Directive
Give back every line of the records below unchanged, from the first to the last.

- - - - - - -

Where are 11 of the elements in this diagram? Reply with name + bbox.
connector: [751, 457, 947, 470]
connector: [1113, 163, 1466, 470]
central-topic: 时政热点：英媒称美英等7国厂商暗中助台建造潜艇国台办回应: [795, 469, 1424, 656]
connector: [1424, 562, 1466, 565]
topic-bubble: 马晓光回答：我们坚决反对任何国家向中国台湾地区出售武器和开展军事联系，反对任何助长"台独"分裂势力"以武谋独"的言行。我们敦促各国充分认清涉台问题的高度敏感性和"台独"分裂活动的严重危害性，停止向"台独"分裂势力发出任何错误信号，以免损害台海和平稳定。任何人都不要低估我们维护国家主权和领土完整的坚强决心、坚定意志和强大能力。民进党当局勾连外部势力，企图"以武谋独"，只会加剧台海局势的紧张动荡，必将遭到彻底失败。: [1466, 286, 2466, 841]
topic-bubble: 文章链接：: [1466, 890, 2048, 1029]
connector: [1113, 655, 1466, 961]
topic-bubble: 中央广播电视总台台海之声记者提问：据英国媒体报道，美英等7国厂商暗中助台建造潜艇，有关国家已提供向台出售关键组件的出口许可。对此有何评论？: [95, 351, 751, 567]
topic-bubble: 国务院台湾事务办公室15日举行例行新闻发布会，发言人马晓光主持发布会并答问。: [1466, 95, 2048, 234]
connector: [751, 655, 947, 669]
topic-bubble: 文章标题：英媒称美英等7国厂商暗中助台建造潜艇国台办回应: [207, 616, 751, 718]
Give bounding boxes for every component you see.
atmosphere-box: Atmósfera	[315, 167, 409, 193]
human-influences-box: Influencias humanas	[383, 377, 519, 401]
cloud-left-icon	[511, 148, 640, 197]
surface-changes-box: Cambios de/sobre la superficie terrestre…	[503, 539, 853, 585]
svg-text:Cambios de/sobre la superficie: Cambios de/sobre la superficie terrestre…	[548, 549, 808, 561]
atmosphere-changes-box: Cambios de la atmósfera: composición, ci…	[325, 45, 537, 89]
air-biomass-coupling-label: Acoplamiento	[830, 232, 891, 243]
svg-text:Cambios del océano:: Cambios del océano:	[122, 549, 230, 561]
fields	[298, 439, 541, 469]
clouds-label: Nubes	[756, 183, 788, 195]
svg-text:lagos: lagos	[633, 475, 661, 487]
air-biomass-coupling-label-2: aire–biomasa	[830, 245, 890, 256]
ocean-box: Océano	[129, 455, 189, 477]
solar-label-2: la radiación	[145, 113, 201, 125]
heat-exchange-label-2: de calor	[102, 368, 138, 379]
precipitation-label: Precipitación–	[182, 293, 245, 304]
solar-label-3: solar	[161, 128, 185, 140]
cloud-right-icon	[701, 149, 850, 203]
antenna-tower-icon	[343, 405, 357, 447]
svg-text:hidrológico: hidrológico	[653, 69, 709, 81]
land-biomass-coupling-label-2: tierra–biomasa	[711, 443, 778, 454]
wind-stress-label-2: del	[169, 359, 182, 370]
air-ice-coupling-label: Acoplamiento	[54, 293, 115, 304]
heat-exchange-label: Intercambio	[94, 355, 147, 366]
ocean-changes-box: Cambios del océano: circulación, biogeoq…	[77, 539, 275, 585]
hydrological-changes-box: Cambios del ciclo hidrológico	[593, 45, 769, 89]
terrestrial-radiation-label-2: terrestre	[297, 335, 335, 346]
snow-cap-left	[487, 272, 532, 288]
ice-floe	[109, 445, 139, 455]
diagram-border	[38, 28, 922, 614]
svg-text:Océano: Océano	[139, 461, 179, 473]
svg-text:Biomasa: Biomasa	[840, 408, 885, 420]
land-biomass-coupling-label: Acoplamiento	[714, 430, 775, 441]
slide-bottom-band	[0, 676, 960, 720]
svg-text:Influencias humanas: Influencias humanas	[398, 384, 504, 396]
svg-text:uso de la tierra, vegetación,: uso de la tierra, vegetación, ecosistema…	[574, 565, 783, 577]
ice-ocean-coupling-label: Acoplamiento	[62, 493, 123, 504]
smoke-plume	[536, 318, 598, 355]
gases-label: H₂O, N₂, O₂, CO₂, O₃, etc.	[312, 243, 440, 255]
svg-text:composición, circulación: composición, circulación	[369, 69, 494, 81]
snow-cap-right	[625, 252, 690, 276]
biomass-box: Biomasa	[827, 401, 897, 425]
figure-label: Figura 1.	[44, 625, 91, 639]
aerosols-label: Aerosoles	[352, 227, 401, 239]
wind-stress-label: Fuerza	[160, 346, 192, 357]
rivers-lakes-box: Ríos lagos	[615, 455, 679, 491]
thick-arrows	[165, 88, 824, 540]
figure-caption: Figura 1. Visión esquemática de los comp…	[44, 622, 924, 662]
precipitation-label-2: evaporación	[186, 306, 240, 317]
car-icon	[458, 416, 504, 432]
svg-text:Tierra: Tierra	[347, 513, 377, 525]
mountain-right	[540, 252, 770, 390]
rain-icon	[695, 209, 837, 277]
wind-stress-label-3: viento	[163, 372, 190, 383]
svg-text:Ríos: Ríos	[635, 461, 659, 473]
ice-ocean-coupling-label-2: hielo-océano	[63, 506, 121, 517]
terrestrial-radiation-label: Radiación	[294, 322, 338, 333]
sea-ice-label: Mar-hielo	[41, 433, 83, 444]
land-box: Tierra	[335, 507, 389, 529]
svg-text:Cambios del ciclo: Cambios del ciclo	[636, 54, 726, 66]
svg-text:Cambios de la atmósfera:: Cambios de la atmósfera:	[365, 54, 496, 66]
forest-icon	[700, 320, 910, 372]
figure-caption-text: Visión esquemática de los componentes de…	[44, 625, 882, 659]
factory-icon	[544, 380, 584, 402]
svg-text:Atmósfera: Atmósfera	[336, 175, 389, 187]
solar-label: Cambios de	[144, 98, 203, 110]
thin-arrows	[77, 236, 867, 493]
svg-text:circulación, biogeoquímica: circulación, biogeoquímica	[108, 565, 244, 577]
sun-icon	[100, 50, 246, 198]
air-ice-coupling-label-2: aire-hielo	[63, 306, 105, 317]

- - - - - - -

Complete answer
Where are 11 of the elements in this diagram? Reply with name + bbox.
connector: [751, 457, 947, 470]
connector: [1113, 163, 1466, 470]
central-topic: 时政热点：英媒称美英等7国厂商暗中助台建造潜艇国台办回应: [795, 469, 1424, 656]
connector: [1424, 562, 1466, 565]
topic-bubble: 马晓光回答：我们坚决反对任何国家向中国台湾地区出售武器和开展军事联系，反对任何助长"台独"分裂势力"以武谋独"的言行。我们敦促各国充分认清涉台问题的高度敏感性和"台独"分裂活动的严重危害性，停止向"台独"分裂势力发出任何错误信号，以免损害台海和平稳定。任何人都不要低估我们维护国家主权和领土完整的坚强决心、坚定意志和强大能力。民进党当局勾连外部势力，企图"以武谋独"，只会加剧台海局势的紧张动荡，必将遭到彻底失败。: [1466, 286, 2466, 841]
topic-bubble: 文章链接：: [1466, 890, 2048, 1029]
connector: [1113, 655, 1466, 961]
topic-bubble: 中央广播电视总台台海之声记者提问：据英国媒体报道，美英等7国厂商暗中助台建造潜艇，有关国家已提供向台出售关键组件的出口许可。对此有何评论？: [95, 351, 751, 567]
topic-bubble: 国务院台湾事务办公室15日举行例行新闻发布会，发言人马晓光主持发布会并答问。: [1466, 95, 2048, 234]
connector: [751, 655, 947, 669]
topic-bubble: 文章标题：英媒称美英等7国厂商暗中助台建造潜艇国台办回应: [207, 616, 751, 718]
Give bounding boxes for every component you see.
atmosphere-box: Atmósfera	[315, 167, 409, 193]
human-influences-box: Influencias humanas	[383, 377, 519, 401]
cloud-left-icon	[511, 148, 640, 197]
surface-changes-box: Cambios de/sobre la superficie terrestre…	[503, 539, 853, 585]
svg-text:Cambios de/sobre la superficie: Cambios de/sobre la superficie terrestre…	[548, 549, 808, 561]
atmosphere-changes-box: Cambios de la atmósfera: composición, ci…	[325, 45, 537, 89]
air-biomass-coupling-label: Acoplamiento	[830, 232, 891, 243]
svg-text:Cambios del océano:: Cambios del océano:	[122, 549, 230, 561]
fields	[298, 439, 541, 469]
clouds-label: Nubes	[756, 183, 788, 195]
svg-text:lagos: lagos	[633, 475, 661, 487]
air-biomass-coupling-label-2: aire–biomasa	[830, 245, 890, 256]
ocean-box: Océano	[129, 455, 189, 477]
solar-label-2: la radiación	[145, 113, 201, 125]
heat-exchange-label-2: de calor	[102, 368, 138, 379]
precipitation-label: Precipitación–	[182, 293, 245, 304]
solar-label-3: solar	[161, 128, 185, 140]
cloud-right-icon	[701, 149, 850, 203]
antenna-tower-icon	[343, 405, 357, 447]
svg-text:hidrológico: hidrológico	[653, 69, 709, 81]
land-biomass-coupling-label-2: tierra–biomasa	[711, 443, 778, 454]
wind-stress-label-2: del	[169, 359, 182, 370]
air-ice-coupling-label: Acoplamiento	[54, 293, 115, 304]
heat-exchange-label: Intercambio	[94, 355, 147, 366]
ocean-changes-box: Cambios del océano: circulación, biogeoq…	[77, 539, 275, 585]
hydrological-changes-box: Cambios del ciclo hidrológico	[593, 45, 769, 89]
terrestrial-radiation-label-2: terrestre	[297, 335, 335, 346]
snow-cap-left	[487, 272, 532, 288]
ice-floe	[109, 445, 139, 455]
diagram-border	[38, 28, 922, 614]
svg-text:Océano: Océano	[139, 461, 179, 473]
svg-text:Biomasa: Biomasa	[840, 408, 885, 420]
land-biomass-coupling-label: Acoplamiento	[714, 430, 775, 441]
slide-bottom-band	[0, 676, 960, 720]
svg-text:Influencias humanas: Influencias humanas	[398, 384, 504, 396]
svg-text:uso de la tierra, vegetación,: uso de la tierra, vegetación, ecosistema…	[574, 565, 783, 577]
ice-ocean-coupling-label: Acoplamiento	[62, 493, 123, 504]
smoke-plume	[536, 318, 598, 355]
gases-label: H₂O, N₂, O₂, CO₂, O₃, etc.	[312, 243, 440, 255]
svg-text:composición, circulación: composición, circulación	[369, 69, 494, 81]
snow-cap-right	[625, 252, 690, 276]
biomass-box: Biomasa	[827, 401, 897, 425]
figure-label: Figura 1.	[44, 625, 91, 639]
aerosols-label: Aerosoles	[352, 227, 401, 239]
wind-stress-label: Fuerza	[160, 346, 192, 357]
rivers-lakes-box: Ríos lagos	[615, 455, 679, 491]
thick-arrows	[165, 88, 824, 540]
figure-caption: Figura 1. Visión esquemática de los comp…	[44, 622, 924, 662]
precipitation-label-2: evaporación	[186, 306, 240, 317]
car-icon	[458, 416, 504, 432]
svg-text:Tierra: Tierra	[347, 513, 377, 525]
mountain-right	[540, 252, 770, 390]
rain-icon	[695, 209, 837, 277]
wind-stress-label-3: viento	[163, 372, 190, 383]
svg-text:Ríos: Ríos	[635, 461, 659, 473]
ice-ocean-coupling-label-2: hielo-océano	[63, 506, 121, 517]
terrestrial-radiation-label: Radiación	[294, 322, 338, 333]
sea-ice-label: Mar-hielo	[41, 433, 83, 444]
land-box: Tierra	[335, 507, 389, 529]
svg-text:Cambios del ciclo: Cambios del ciclo	[636, 54, 726, 66]
svg-text:Cambios de la atmósfera:: Cambios de la atmósfera:	[365, 54, 496, 66]
forest-icon	[700, 320, 910, 372]
figure-caption-text: Visión esquemática de los componentes de…	[44, 625, 882, 659]
factory-icon	[544, 380, 584, 402]
svg-text:Atmósfera: Atmósfera	[336, 175, 389, 187]
solar-label: Cambios de	[144, 98, 203, 110]
thin-arrows	[77, 236, 867, 493]
svg-text:circulación, biogeoquímica: circulación, biogeoquímica	[108, 565, 244, 577]
sun-icon	[100, 50, 246, 198]
air-ice-coupling-label-2: aire-hielo	[63, 306, 105, 317]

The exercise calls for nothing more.